[ESTRATTO DELLA FONTE]:
______________________________

La Squadra Mobile ha sgominato una banda composta da 4 persone di origine romena -tutte imparentate- che reclutava e poi induceva alla prostituzione giovani connazionali. A capo dell’organizzazione c’era una donna di 61 anni, da tempo residente a Genova, che obbligava la figlia e la nipote a prostituirsi. Parte del ricavato del meretricio veniva utilizzato dall’anziana per andare a giocare al Bingo.
I quattro cercavano giovani di famiglie umili che vivevano in stato di indigenza. Gli arrestati sono: Marioara Muntean, detta “Mariana”, 61 anni, Maria Loredana Muntean, detta “Dana”, 40 anni, Nicolae Carol Muntean, detto “Nicu”, 35 anni, e Lajos Claudiu Molnar, detto “Loicica”, 29 anni. Tutti sono nati a Hateg in Romania.

______________________________

[RECORD ESTRATTI]:
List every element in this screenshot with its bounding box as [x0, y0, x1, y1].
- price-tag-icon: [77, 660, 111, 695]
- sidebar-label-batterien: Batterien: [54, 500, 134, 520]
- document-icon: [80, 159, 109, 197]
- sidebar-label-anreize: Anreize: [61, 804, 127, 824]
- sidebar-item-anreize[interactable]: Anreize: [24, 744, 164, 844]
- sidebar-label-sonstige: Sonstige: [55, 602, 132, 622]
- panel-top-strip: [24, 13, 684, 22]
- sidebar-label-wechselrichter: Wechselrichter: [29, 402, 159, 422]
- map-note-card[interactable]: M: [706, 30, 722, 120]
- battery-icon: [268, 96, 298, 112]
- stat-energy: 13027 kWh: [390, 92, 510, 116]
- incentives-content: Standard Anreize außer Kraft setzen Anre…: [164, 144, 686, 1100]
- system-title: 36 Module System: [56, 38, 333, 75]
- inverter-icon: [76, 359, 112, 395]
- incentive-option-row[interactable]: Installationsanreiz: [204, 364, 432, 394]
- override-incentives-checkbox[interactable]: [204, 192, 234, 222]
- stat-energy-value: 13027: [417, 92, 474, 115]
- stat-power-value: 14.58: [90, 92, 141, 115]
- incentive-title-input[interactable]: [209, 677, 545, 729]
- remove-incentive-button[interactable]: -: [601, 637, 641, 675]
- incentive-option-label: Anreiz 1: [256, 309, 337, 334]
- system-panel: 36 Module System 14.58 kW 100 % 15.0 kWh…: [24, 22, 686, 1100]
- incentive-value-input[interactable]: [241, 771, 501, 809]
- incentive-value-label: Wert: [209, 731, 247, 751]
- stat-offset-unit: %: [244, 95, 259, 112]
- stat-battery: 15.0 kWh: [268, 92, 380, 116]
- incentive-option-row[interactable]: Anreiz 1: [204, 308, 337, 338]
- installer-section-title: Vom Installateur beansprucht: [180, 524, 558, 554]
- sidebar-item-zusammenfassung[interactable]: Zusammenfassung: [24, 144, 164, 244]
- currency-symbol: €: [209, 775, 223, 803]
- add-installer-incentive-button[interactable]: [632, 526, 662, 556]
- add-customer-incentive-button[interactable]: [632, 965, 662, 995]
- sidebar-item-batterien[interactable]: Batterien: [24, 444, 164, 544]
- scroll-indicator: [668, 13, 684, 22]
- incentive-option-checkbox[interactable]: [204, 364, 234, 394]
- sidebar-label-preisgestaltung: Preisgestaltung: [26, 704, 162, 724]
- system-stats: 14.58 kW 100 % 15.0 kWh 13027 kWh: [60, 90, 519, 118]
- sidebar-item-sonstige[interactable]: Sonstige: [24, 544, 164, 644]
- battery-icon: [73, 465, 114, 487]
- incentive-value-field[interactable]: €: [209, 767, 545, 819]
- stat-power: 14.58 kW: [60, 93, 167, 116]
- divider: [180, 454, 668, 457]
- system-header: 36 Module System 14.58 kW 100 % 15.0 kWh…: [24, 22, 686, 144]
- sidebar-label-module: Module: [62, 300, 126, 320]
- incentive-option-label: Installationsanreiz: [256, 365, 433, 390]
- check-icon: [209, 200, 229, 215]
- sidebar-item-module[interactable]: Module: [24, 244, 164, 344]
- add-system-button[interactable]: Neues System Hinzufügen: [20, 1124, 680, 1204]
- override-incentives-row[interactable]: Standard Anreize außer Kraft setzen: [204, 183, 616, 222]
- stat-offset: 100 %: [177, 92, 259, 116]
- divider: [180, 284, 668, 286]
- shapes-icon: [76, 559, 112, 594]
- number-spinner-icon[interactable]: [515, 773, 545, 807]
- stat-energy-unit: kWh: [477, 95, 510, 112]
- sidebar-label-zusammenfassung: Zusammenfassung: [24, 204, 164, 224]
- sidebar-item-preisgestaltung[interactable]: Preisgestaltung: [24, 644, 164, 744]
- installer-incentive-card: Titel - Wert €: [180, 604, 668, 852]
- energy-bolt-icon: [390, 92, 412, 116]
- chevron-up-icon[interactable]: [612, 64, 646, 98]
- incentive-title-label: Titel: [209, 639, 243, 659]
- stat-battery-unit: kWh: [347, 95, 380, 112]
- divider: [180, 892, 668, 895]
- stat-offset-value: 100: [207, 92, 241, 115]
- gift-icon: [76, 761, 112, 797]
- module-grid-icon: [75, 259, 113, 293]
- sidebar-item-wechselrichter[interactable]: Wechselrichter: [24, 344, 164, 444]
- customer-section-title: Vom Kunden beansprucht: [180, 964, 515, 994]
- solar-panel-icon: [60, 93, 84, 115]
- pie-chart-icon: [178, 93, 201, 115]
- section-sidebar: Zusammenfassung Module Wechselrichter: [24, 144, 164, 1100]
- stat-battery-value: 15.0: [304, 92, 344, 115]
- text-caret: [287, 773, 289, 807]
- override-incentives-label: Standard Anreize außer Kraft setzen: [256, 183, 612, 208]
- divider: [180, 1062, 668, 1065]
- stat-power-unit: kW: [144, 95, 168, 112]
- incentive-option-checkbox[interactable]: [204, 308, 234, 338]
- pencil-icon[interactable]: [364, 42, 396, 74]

______________________________

[ATTIVITÀ DA SVOLGERE]:
- A) Cita dal testo sulla banda sgominata dalla Squadra Mobile il passo compreso tra "La Squadra Mobile" e "Hateg in Romania.", estremi inclusi.
- B) In quale località della Romania sono nati tutti gli arrestati, secondo il testo sulla banda sgominata dalla Squadra Mobile?
- C) Prosegui il testo sulla banda sgominata dalla Squadra Mobile, ripartendo dopo l'ultima frase riportata.

[SOLUZIONI DEGLI ESERCIZI]:
- A)
La Squadra Mobile ha sgominato una banda composta da 4 persone di origine romena -tutte imparentate- che reclutava e poi induceva alla prostituzione giovani connazionali. A capo dell’organizzazione c’era una donna di 61 anni, da tempo residente a Genova, che obbligava la figlia e la nipote a prostituirsi. Parte del ricavato del meretricio veniva utilizzato dall’anziana per andare a giocare al Bingo.
I quattro cercavano giovani di famiglie umili che vivevano in stato di indigenza. Gli arrestati sono: Marioara Muntean, detta “Mariana”, 61 anni, Maria Loredana Muntean, detta “Dana”, 40 anni, Nicolae Carol Muntean, detto “Nicu”, 35 anni, e Lajos Claudiu Molnar, detto “Loicica”, 29 anni. Tutti sono nati a Hateg in Romania.

- B) A Hateg.

- C)
La banda faceva lavorare anche una ragazza al settimo mese di gravidanza. L’indagine è partita un anno fa dalla denuncia della terza figlia della sessantenne, madre della ragazza obbligata a prostituirsi. L’inchiesta è stata condotta, anche con intercettazioni, dalla Mobile. Gli arrestati sono accusati di associazione a delinquere finalizzata al reclutamento, induzione e favoreggiamento della prostituzione.
Per fare guadagnare più soldi alle prostitute, la donna obbligava le ragazze ad assecondare i clienti su ogni richiesta e ad avere rapporti sessuali non protetti. Parte dei guadagni venivano inviati in Romania mentre altri investiti in gioielli.